**WRITTEN REQUEST**
Where a line of the material contains the string "chef", copy that line.

**RECORDS SUPPLIED**
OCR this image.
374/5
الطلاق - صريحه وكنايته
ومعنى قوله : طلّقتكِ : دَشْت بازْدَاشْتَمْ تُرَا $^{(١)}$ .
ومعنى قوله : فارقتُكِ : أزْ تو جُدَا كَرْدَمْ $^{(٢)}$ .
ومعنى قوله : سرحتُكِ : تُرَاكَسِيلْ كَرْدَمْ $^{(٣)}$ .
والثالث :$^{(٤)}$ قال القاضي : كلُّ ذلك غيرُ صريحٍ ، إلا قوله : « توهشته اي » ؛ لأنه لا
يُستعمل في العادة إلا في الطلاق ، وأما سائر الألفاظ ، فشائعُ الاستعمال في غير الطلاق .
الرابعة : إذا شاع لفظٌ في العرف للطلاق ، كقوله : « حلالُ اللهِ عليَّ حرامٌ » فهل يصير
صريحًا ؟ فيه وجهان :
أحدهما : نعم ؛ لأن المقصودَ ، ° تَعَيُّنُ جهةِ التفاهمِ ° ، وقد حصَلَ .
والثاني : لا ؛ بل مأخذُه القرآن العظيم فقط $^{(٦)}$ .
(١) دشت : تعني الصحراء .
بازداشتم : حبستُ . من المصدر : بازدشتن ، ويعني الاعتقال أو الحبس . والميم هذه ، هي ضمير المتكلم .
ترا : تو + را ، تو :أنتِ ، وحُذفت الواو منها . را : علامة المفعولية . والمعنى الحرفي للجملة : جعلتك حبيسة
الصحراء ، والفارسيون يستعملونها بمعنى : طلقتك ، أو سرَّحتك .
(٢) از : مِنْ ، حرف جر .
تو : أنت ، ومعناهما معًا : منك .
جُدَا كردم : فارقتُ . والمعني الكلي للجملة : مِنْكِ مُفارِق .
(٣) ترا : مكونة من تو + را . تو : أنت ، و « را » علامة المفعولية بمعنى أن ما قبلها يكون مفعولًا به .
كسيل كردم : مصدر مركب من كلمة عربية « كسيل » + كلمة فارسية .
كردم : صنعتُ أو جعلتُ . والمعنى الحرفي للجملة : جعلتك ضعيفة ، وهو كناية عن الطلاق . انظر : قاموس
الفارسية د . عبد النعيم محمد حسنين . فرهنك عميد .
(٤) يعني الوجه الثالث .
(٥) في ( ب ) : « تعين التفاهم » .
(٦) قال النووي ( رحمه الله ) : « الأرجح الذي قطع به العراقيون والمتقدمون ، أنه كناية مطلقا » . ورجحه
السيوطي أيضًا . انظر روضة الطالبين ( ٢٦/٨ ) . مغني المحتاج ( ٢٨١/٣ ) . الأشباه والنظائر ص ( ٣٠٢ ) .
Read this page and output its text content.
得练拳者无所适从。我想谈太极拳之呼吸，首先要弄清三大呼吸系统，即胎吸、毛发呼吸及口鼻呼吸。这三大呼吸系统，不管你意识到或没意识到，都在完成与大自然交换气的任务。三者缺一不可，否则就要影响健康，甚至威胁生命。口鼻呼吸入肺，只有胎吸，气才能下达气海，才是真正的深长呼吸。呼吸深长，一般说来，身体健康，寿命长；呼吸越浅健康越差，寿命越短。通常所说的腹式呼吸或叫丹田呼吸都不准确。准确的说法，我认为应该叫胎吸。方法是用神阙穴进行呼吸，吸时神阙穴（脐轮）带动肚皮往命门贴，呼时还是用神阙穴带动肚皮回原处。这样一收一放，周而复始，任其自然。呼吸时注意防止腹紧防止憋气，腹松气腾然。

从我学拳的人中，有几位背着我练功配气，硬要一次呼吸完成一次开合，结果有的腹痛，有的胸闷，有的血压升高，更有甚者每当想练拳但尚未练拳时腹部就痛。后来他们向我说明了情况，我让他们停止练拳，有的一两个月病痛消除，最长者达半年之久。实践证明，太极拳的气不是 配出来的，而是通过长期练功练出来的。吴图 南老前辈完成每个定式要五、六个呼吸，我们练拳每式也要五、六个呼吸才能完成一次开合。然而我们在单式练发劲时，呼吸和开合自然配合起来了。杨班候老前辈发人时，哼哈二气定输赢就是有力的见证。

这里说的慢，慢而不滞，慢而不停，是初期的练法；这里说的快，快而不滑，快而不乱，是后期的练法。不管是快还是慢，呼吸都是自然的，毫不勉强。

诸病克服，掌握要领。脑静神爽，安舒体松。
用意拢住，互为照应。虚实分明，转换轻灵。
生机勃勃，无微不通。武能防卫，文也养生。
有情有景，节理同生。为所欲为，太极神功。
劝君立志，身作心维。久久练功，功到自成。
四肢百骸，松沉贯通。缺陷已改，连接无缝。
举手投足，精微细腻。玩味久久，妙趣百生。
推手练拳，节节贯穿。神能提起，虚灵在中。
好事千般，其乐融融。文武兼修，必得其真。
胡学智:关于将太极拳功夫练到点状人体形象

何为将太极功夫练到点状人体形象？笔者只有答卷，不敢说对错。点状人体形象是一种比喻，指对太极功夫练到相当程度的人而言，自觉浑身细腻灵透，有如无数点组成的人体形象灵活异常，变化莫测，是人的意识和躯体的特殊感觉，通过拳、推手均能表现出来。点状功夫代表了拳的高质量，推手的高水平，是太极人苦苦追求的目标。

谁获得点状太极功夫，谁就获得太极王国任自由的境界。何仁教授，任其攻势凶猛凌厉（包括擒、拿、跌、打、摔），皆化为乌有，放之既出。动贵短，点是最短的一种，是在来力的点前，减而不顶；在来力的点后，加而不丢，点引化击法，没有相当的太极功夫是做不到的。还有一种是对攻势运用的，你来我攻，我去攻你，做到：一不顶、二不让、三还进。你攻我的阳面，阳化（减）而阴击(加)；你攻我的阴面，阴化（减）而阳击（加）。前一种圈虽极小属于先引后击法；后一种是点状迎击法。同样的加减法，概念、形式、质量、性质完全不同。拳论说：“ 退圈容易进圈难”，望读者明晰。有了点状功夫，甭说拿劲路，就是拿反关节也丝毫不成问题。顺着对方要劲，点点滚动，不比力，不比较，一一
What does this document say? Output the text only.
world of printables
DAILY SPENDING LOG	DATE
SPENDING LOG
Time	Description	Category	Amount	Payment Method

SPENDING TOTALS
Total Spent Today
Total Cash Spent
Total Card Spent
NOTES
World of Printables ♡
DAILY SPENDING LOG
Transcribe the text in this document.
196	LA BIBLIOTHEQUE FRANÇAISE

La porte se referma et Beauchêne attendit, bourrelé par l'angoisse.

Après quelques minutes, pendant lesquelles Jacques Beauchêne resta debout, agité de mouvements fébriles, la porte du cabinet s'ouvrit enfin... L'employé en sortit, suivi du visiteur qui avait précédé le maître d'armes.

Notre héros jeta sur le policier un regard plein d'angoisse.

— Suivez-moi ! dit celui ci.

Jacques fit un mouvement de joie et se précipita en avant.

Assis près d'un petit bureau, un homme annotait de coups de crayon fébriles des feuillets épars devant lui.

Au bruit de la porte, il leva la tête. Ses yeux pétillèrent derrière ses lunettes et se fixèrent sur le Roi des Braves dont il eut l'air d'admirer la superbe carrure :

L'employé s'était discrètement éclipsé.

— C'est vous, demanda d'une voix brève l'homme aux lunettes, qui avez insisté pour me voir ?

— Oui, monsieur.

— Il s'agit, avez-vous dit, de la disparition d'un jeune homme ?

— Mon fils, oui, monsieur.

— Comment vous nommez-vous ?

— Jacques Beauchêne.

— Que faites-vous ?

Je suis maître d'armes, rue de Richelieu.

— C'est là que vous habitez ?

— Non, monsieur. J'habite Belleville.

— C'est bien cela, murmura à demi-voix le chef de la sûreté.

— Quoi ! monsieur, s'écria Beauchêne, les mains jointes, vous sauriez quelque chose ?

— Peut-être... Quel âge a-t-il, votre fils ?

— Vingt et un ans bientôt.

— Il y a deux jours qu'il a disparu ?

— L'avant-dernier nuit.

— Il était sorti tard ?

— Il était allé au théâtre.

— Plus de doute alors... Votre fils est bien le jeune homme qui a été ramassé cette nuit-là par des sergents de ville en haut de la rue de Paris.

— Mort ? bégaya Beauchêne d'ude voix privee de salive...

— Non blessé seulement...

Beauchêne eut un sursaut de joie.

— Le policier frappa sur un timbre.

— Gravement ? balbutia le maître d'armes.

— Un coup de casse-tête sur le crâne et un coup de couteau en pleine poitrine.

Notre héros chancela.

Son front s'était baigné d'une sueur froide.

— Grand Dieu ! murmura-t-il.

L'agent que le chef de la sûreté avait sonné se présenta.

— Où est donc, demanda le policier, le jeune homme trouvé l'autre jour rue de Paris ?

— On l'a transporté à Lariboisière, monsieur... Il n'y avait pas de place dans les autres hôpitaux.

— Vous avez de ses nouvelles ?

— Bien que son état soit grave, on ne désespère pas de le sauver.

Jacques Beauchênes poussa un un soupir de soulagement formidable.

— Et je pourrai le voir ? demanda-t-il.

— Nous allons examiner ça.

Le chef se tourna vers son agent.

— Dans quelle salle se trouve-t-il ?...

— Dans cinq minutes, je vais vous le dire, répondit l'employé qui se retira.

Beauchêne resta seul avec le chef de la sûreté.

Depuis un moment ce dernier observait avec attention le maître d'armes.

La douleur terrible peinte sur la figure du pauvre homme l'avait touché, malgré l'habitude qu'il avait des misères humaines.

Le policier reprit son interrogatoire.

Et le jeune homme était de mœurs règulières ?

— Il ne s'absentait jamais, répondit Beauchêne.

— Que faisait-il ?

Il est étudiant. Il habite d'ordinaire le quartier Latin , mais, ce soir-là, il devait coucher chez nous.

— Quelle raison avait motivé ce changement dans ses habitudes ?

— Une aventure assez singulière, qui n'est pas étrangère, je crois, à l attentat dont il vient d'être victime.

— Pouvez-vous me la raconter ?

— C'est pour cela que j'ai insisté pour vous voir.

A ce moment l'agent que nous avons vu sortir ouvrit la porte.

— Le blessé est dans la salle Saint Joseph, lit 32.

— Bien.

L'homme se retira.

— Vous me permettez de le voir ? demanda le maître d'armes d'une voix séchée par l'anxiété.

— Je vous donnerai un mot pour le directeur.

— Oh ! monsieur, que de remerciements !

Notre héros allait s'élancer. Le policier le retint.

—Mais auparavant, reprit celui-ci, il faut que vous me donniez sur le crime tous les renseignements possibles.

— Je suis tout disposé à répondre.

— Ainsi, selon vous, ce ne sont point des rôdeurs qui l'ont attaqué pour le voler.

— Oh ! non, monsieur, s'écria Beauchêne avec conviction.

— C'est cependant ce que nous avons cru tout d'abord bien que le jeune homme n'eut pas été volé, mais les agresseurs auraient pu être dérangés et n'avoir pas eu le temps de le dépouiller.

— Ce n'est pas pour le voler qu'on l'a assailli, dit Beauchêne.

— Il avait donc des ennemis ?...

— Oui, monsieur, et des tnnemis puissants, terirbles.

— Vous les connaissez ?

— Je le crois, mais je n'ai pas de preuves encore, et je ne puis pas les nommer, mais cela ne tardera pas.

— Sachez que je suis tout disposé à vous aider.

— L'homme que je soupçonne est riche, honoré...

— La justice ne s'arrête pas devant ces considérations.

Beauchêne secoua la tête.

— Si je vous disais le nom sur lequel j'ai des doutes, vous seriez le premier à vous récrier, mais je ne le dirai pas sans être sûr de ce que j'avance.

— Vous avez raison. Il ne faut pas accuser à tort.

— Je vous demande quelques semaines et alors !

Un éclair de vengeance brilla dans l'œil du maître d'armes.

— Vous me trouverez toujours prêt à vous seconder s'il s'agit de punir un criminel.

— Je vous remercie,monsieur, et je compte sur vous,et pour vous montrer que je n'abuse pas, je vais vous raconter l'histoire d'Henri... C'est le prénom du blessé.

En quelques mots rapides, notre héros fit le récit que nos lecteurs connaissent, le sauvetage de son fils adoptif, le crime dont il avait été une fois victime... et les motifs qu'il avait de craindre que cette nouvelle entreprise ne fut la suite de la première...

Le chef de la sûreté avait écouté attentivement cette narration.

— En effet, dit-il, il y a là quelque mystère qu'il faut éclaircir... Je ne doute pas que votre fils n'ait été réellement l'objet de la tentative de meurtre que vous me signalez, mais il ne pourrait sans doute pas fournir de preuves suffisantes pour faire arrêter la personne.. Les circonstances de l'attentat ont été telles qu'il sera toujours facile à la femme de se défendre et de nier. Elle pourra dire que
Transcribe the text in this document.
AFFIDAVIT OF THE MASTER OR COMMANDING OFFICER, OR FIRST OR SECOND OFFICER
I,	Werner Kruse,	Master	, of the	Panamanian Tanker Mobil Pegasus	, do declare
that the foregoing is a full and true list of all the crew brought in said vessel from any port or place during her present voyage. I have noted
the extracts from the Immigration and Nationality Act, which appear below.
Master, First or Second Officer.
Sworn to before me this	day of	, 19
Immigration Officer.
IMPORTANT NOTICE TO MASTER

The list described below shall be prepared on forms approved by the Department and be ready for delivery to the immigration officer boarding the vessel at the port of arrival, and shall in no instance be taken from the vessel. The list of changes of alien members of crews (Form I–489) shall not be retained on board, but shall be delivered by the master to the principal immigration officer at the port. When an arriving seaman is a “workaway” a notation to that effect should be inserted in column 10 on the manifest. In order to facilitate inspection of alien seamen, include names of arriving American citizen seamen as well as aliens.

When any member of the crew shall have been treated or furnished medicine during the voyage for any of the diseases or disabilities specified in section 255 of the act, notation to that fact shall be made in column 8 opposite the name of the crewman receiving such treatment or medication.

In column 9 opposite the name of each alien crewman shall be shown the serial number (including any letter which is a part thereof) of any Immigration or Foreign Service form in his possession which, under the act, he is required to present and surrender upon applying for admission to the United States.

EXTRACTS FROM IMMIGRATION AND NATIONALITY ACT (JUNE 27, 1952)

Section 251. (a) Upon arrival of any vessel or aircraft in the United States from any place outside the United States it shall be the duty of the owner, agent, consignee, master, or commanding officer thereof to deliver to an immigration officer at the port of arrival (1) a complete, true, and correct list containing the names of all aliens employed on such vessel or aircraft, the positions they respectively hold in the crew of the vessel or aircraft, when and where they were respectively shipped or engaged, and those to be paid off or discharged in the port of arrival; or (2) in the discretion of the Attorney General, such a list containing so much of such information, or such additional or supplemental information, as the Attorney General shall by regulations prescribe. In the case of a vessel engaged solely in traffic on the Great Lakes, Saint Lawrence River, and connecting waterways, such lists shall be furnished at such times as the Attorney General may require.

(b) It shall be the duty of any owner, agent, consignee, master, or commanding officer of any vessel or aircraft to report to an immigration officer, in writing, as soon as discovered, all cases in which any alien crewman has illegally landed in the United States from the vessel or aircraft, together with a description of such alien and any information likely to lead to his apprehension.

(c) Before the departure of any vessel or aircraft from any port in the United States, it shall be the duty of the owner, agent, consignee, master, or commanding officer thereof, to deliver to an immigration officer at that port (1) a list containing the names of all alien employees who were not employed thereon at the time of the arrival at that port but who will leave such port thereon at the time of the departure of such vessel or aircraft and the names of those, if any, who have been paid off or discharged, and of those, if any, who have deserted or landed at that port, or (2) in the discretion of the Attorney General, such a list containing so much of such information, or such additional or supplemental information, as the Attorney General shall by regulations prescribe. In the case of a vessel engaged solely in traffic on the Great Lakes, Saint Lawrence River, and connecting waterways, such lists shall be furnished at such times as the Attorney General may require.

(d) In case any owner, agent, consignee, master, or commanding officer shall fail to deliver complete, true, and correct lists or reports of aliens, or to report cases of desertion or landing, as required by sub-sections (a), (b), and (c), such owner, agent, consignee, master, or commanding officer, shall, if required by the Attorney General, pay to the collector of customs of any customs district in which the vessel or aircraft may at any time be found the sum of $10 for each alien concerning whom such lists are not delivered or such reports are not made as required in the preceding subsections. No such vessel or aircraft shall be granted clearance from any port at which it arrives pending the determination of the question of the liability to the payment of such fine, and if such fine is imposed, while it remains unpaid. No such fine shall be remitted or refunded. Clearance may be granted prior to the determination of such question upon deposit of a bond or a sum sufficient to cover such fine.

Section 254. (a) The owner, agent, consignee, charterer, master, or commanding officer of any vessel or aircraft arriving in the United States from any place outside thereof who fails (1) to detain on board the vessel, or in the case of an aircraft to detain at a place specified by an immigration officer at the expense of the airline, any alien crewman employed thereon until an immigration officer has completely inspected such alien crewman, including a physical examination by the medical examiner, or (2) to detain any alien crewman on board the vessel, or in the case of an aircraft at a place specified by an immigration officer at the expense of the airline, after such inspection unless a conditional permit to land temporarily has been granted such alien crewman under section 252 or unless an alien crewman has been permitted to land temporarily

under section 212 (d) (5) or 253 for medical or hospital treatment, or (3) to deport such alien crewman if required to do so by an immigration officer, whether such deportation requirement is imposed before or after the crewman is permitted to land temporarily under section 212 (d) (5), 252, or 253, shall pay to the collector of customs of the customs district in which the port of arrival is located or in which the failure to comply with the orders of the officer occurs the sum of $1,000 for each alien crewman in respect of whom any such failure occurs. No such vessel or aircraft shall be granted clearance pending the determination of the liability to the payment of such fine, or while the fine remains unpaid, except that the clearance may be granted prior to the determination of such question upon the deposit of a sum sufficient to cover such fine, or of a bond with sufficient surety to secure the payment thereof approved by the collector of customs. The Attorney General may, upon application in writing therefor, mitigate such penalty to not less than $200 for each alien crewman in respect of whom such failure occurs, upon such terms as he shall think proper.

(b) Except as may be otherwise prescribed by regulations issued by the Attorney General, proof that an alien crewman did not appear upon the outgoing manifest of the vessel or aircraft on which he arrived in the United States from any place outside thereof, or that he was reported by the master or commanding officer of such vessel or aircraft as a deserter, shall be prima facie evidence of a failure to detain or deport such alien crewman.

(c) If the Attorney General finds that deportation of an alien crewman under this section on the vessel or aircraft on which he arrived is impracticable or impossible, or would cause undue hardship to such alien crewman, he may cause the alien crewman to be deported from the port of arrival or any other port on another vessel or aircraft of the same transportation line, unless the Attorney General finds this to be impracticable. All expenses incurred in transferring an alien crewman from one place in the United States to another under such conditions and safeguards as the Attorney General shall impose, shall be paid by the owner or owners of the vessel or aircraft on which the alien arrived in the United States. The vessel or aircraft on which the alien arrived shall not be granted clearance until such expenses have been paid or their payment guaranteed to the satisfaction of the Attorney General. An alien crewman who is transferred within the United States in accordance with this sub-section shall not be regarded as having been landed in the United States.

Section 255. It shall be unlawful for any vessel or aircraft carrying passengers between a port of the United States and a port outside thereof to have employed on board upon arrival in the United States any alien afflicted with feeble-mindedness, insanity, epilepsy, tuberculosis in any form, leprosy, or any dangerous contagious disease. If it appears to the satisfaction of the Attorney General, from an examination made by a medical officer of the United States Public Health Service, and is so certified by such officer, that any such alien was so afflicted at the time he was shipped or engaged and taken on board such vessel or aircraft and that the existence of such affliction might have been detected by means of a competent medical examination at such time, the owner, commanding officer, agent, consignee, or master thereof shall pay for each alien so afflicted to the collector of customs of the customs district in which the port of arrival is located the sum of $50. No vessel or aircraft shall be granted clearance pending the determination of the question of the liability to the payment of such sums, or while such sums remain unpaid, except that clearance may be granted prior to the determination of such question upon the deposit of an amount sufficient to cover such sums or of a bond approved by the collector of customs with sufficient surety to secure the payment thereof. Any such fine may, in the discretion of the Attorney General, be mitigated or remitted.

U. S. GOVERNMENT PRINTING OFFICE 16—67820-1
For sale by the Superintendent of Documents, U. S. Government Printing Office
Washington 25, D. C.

**OUTPUT BELOW**
— C'est bien cela, murmura à demi-voix le chef de la sûreté.
L'agent que le chef de la sûreté avait sonné se présenta.
Le chef se tourna vers son agent.
Beauchêne resta seul avec le chef de la sûreté.
Le chef de la sûreté avait écouté attentivement cette narration.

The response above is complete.